= GOAL OF THE EXERCISE =
Reproduce each line that includes the word "Reed".

= THE RECORDS =
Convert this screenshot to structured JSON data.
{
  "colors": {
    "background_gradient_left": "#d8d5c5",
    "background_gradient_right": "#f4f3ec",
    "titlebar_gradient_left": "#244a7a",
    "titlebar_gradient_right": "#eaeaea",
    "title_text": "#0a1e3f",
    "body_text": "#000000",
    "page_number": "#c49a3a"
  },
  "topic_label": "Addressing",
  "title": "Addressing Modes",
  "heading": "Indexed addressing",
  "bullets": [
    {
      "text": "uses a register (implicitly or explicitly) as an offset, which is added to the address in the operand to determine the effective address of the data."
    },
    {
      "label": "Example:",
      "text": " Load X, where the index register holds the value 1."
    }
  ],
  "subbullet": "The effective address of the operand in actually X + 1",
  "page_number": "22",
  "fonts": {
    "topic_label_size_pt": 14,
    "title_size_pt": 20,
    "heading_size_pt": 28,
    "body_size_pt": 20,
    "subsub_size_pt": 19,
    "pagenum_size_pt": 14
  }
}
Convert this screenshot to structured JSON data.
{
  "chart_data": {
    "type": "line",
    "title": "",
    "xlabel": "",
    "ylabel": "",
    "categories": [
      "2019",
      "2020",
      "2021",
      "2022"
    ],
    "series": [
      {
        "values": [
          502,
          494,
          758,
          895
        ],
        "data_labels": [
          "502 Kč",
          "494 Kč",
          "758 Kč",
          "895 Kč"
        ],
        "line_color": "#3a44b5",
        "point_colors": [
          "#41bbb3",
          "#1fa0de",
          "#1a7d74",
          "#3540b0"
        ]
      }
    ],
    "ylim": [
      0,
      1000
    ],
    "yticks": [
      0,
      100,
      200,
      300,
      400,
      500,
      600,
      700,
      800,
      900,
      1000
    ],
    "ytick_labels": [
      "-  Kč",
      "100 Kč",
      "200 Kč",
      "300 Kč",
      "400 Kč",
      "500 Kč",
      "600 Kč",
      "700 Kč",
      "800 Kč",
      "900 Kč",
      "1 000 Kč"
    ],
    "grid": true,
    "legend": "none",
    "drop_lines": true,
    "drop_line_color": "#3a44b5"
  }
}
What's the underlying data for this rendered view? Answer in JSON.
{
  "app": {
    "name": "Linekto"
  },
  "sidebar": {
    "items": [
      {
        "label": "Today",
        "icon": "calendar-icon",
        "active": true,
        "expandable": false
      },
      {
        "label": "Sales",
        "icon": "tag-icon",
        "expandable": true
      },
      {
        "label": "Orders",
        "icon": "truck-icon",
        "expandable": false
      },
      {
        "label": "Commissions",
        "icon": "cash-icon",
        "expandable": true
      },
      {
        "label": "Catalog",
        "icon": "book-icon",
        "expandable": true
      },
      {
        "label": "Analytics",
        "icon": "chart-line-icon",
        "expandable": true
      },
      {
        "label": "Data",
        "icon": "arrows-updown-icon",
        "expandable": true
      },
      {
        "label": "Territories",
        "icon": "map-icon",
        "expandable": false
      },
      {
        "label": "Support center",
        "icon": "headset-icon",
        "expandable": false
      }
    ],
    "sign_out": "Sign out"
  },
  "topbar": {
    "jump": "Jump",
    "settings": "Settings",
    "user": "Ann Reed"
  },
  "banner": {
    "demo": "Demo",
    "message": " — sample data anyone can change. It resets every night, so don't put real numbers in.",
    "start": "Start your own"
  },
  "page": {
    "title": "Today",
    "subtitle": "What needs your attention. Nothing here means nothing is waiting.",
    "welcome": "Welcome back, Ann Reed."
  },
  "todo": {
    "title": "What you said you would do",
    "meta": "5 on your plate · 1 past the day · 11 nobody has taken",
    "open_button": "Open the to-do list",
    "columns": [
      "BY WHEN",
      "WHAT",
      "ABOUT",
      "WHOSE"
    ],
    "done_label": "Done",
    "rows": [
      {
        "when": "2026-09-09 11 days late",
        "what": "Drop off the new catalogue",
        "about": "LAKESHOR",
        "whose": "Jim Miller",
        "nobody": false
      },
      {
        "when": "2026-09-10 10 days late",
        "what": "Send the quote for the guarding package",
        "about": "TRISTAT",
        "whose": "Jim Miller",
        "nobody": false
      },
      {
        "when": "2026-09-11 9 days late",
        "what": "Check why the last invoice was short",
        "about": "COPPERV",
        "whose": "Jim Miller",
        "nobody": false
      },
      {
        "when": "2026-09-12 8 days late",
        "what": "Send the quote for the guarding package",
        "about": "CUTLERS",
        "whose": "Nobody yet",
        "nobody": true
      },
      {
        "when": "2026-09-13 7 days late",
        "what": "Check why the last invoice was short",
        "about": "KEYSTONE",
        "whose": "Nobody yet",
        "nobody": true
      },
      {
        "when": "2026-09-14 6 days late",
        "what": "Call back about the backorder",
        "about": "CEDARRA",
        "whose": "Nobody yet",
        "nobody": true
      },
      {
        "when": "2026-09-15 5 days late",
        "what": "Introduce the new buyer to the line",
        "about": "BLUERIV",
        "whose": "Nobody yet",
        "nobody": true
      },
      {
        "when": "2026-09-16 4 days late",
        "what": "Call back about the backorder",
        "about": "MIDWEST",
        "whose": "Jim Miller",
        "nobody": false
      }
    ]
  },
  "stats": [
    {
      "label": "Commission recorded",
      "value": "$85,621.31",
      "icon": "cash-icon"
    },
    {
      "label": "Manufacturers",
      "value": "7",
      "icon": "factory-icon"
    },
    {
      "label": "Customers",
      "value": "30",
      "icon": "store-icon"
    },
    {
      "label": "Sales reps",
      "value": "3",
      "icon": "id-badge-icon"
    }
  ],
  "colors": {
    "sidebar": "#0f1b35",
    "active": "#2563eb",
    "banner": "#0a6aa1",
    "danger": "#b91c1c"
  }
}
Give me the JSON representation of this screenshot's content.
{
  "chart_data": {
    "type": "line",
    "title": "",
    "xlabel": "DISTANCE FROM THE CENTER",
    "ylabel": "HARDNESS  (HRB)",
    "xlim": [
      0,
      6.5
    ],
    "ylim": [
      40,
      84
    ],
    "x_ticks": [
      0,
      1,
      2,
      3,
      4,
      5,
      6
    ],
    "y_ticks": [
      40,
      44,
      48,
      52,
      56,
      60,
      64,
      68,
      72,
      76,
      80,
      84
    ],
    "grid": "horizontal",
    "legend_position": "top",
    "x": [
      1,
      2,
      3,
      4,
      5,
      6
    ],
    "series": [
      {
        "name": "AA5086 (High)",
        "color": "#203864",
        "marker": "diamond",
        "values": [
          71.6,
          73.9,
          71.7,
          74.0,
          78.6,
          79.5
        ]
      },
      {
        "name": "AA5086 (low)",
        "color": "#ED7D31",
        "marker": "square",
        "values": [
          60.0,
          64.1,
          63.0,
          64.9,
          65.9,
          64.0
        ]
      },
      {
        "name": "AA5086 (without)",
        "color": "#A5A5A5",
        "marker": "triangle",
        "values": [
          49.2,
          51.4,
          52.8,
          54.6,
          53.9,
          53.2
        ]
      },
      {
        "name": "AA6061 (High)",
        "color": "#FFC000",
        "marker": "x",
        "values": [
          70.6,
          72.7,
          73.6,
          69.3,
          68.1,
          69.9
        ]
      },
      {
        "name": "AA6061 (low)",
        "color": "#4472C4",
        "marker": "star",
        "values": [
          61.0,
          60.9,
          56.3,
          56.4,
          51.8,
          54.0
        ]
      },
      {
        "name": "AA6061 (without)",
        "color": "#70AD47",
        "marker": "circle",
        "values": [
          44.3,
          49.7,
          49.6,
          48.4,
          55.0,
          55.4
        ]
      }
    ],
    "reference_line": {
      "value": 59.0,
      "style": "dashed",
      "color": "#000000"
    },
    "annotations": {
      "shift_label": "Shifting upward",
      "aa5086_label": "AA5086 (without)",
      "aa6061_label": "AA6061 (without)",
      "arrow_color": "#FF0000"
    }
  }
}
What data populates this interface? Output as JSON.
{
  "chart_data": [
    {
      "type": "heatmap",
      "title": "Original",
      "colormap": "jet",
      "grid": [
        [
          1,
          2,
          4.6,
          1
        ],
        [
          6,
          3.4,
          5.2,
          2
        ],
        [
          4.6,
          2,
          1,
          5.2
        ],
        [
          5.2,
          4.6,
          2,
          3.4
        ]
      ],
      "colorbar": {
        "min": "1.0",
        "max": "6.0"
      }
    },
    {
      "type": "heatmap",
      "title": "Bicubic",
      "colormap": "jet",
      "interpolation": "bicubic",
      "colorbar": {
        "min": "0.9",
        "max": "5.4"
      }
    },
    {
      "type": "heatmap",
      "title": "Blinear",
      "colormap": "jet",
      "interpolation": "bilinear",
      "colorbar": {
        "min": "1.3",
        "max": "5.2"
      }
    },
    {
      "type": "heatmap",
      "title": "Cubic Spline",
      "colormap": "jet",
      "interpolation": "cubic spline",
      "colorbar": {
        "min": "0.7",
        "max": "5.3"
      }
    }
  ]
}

= SOLUTION TO THIS TASK =
    "user": "Ann Reed"
    "welcome": "Welcome back, Ann Reed."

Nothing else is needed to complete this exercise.